══ Record set ══

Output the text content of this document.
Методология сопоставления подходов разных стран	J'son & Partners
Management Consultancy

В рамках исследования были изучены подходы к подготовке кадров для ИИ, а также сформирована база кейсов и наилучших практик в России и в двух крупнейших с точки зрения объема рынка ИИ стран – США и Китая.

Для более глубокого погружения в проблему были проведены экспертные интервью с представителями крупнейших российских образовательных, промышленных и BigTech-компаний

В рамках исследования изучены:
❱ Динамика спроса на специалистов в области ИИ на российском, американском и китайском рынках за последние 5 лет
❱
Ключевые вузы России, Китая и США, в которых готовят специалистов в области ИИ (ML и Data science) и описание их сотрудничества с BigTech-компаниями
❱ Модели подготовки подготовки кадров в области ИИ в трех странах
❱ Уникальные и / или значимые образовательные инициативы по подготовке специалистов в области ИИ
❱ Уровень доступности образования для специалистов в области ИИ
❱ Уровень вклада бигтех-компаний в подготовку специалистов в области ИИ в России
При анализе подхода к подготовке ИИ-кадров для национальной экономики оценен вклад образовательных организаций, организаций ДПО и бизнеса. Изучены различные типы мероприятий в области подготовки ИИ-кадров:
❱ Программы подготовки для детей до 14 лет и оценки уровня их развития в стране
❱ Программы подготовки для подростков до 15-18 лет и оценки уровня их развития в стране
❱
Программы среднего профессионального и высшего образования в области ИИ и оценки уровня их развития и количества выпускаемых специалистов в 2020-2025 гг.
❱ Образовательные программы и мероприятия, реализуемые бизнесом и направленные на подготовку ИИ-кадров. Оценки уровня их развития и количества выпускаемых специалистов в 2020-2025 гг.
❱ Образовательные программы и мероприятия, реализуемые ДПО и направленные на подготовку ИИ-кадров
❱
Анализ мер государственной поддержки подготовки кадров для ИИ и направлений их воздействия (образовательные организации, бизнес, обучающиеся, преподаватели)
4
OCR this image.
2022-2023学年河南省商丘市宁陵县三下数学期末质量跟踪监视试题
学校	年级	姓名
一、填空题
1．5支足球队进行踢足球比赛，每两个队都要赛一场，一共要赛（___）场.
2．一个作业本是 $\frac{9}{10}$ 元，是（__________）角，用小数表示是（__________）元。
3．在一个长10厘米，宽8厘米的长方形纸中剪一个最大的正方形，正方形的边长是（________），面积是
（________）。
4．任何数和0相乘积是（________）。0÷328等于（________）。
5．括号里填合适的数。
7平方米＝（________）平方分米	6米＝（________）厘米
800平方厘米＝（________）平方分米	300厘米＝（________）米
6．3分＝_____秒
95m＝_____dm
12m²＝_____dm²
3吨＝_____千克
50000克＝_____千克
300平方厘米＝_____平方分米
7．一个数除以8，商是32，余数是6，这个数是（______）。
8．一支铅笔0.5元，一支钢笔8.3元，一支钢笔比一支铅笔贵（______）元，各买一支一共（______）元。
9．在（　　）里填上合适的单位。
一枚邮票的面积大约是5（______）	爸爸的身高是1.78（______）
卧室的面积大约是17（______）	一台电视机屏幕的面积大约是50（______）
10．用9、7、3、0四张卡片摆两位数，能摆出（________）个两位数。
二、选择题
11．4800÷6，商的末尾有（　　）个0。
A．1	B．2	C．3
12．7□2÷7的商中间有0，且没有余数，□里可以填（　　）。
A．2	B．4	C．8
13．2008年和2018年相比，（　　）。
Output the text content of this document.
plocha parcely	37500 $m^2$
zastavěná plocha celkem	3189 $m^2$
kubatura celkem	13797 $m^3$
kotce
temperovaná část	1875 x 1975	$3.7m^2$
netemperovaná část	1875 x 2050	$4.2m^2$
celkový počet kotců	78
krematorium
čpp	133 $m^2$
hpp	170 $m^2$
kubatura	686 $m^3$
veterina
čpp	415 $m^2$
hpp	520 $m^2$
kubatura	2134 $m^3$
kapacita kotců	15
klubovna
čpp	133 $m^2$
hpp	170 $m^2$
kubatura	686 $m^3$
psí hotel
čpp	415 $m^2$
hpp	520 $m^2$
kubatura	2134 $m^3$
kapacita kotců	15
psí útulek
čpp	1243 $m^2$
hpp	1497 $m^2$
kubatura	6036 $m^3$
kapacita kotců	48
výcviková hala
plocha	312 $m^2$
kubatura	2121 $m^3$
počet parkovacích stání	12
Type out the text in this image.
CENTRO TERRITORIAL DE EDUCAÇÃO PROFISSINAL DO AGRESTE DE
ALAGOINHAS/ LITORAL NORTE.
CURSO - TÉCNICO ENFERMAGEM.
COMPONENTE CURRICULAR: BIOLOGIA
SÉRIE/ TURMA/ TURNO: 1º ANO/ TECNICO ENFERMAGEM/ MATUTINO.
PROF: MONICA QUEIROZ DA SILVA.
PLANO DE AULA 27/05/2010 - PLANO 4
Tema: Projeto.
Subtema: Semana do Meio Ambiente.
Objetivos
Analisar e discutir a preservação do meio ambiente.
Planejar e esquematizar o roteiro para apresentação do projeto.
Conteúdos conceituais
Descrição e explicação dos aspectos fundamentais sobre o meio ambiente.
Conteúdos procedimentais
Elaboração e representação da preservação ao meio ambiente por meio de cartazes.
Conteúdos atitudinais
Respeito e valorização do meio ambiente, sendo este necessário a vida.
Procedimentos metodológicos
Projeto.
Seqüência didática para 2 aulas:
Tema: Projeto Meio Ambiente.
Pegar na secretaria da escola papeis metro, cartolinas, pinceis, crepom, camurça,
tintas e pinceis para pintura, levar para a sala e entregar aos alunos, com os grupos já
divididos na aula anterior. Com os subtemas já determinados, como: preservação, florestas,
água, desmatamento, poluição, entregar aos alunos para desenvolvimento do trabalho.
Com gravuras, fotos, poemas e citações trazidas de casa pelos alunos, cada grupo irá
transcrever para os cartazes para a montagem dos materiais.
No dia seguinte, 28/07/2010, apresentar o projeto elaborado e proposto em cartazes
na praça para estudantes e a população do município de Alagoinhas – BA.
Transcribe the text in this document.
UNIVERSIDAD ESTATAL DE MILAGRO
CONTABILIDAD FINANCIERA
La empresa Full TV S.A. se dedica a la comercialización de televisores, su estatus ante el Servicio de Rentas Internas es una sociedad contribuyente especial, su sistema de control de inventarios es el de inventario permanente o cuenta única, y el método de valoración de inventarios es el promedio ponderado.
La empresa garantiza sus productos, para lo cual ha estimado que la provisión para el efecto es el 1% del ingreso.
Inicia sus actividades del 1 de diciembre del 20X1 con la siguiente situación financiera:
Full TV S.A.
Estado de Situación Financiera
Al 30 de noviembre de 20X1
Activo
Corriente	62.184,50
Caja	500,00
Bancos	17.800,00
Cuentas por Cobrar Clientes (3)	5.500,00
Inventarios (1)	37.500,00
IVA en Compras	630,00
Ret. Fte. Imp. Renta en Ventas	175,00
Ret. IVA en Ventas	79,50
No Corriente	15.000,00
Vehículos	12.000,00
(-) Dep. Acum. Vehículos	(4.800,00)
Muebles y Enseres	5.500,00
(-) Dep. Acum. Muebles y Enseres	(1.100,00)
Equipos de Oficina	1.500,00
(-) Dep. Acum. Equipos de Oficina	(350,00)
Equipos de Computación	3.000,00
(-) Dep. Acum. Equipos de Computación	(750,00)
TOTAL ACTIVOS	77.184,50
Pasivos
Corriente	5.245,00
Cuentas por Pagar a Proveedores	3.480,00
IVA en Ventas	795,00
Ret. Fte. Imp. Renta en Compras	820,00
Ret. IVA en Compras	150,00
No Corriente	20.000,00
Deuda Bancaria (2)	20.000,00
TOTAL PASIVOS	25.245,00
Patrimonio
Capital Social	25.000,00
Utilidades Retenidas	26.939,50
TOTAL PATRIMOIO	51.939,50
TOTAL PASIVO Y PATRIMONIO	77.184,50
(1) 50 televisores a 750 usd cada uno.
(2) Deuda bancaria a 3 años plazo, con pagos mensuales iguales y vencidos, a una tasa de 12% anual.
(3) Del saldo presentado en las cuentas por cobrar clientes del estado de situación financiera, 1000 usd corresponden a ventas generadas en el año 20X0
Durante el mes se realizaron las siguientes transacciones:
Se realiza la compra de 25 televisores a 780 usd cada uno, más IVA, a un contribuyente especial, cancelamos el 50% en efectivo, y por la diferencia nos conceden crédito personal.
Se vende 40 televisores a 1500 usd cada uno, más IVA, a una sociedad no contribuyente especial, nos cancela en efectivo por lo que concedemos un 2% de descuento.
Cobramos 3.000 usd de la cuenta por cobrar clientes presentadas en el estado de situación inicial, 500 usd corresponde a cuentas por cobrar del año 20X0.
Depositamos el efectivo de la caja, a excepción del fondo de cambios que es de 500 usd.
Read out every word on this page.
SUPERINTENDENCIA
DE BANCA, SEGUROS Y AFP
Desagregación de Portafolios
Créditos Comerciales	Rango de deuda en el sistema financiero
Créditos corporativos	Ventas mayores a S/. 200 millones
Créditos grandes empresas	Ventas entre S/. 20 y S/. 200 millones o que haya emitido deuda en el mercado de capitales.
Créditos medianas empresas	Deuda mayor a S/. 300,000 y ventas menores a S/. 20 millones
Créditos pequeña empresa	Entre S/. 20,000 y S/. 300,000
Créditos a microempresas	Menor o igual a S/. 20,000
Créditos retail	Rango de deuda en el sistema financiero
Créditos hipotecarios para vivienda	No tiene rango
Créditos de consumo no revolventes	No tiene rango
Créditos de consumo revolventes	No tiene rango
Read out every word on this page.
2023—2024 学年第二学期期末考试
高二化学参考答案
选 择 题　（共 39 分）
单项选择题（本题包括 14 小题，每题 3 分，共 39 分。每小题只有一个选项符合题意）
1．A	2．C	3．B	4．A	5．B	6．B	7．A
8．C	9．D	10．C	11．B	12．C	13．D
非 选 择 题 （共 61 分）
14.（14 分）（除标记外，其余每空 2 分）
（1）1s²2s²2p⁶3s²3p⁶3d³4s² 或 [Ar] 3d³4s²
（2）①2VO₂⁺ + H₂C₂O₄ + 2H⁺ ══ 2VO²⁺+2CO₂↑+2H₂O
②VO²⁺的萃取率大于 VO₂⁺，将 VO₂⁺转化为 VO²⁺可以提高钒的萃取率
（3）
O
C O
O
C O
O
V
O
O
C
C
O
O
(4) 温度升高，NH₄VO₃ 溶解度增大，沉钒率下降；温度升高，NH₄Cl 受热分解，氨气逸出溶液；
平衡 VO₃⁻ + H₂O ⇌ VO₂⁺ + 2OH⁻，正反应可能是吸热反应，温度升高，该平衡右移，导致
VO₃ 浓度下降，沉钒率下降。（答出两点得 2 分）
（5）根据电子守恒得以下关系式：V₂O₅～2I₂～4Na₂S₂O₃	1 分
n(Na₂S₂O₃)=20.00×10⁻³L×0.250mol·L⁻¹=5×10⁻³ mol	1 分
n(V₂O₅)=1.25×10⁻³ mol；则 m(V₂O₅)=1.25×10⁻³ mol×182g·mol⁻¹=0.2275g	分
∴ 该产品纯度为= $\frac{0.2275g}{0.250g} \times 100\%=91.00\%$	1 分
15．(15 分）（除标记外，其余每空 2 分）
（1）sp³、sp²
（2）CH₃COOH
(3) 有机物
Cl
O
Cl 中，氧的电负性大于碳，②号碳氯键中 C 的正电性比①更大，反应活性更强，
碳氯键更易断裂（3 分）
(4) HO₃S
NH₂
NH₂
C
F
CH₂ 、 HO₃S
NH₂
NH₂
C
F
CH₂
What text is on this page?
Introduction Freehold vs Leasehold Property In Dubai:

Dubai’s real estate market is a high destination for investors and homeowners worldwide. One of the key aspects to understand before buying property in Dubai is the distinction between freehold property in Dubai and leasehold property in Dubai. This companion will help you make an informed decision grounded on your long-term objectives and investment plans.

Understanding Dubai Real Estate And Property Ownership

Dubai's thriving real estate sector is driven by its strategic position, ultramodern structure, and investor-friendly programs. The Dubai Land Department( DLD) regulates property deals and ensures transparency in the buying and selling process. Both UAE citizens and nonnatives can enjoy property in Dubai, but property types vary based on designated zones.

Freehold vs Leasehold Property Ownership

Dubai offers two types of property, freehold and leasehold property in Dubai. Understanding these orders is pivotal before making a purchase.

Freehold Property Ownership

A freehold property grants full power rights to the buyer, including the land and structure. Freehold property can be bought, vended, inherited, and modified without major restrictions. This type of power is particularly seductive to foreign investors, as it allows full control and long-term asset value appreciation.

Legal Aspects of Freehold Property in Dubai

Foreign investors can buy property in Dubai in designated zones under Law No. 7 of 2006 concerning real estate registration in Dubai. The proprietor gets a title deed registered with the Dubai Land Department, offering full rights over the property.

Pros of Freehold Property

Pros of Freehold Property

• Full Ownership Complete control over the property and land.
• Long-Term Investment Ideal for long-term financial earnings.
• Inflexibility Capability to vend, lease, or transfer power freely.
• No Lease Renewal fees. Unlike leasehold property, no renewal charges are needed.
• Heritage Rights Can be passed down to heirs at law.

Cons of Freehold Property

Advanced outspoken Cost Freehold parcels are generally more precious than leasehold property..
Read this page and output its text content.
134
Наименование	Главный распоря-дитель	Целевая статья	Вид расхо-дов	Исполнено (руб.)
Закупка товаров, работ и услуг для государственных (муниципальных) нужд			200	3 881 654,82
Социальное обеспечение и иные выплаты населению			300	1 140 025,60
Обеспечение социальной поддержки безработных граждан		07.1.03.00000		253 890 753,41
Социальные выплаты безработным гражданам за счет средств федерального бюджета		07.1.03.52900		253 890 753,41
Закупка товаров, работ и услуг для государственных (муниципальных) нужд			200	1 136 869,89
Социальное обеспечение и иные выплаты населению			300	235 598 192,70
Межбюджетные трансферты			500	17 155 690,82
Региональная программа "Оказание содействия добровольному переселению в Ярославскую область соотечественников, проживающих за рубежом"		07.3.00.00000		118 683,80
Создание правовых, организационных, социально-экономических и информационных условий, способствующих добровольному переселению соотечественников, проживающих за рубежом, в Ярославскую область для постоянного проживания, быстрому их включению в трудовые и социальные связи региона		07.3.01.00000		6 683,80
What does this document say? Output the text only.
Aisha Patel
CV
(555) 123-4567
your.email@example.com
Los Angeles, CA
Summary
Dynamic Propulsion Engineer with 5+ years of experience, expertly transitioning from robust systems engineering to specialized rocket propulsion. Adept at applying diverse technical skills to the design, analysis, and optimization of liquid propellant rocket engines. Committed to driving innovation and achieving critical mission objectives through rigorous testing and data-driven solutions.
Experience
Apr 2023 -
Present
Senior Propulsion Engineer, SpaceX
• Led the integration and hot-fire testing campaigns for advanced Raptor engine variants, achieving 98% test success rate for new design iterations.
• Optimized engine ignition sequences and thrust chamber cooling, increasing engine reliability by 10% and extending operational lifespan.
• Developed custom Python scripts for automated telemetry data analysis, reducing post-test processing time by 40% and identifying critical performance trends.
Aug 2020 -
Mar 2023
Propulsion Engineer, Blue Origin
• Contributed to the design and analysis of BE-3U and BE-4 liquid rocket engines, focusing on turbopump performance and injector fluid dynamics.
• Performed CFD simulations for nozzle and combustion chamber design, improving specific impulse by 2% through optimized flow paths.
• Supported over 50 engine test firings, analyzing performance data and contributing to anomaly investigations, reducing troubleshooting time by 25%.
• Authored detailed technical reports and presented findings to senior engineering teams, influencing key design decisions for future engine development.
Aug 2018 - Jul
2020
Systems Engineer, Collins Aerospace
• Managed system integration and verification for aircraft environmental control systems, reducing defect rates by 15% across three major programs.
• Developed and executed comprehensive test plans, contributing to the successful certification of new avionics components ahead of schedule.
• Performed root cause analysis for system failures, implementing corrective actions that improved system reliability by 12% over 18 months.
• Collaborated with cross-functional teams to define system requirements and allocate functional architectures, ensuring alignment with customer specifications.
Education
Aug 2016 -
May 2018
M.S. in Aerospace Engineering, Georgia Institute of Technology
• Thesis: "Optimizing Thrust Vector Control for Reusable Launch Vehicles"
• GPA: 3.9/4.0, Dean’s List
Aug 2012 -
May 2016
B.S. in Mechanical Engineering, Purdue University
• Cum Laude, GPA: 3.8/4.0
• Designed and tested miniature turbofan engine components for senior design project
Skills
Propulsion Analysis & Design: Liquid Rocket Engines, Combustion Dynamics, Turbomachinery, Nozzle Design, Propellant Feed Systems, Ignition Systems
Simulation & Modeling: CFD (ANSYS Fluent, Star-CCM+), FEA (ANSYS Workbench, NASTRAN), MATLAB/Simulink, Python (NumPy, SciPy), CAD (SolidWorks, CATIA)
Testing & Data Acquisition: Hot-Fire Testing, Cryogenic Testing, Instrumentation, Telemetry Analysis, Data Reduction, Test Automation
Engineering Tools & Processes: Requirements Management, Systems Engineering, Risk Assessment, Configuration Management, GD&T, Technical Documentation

═══

What is required: Find every line in the entries that includes the word "Management", then state how many there are and nothing else.

Completed task: 2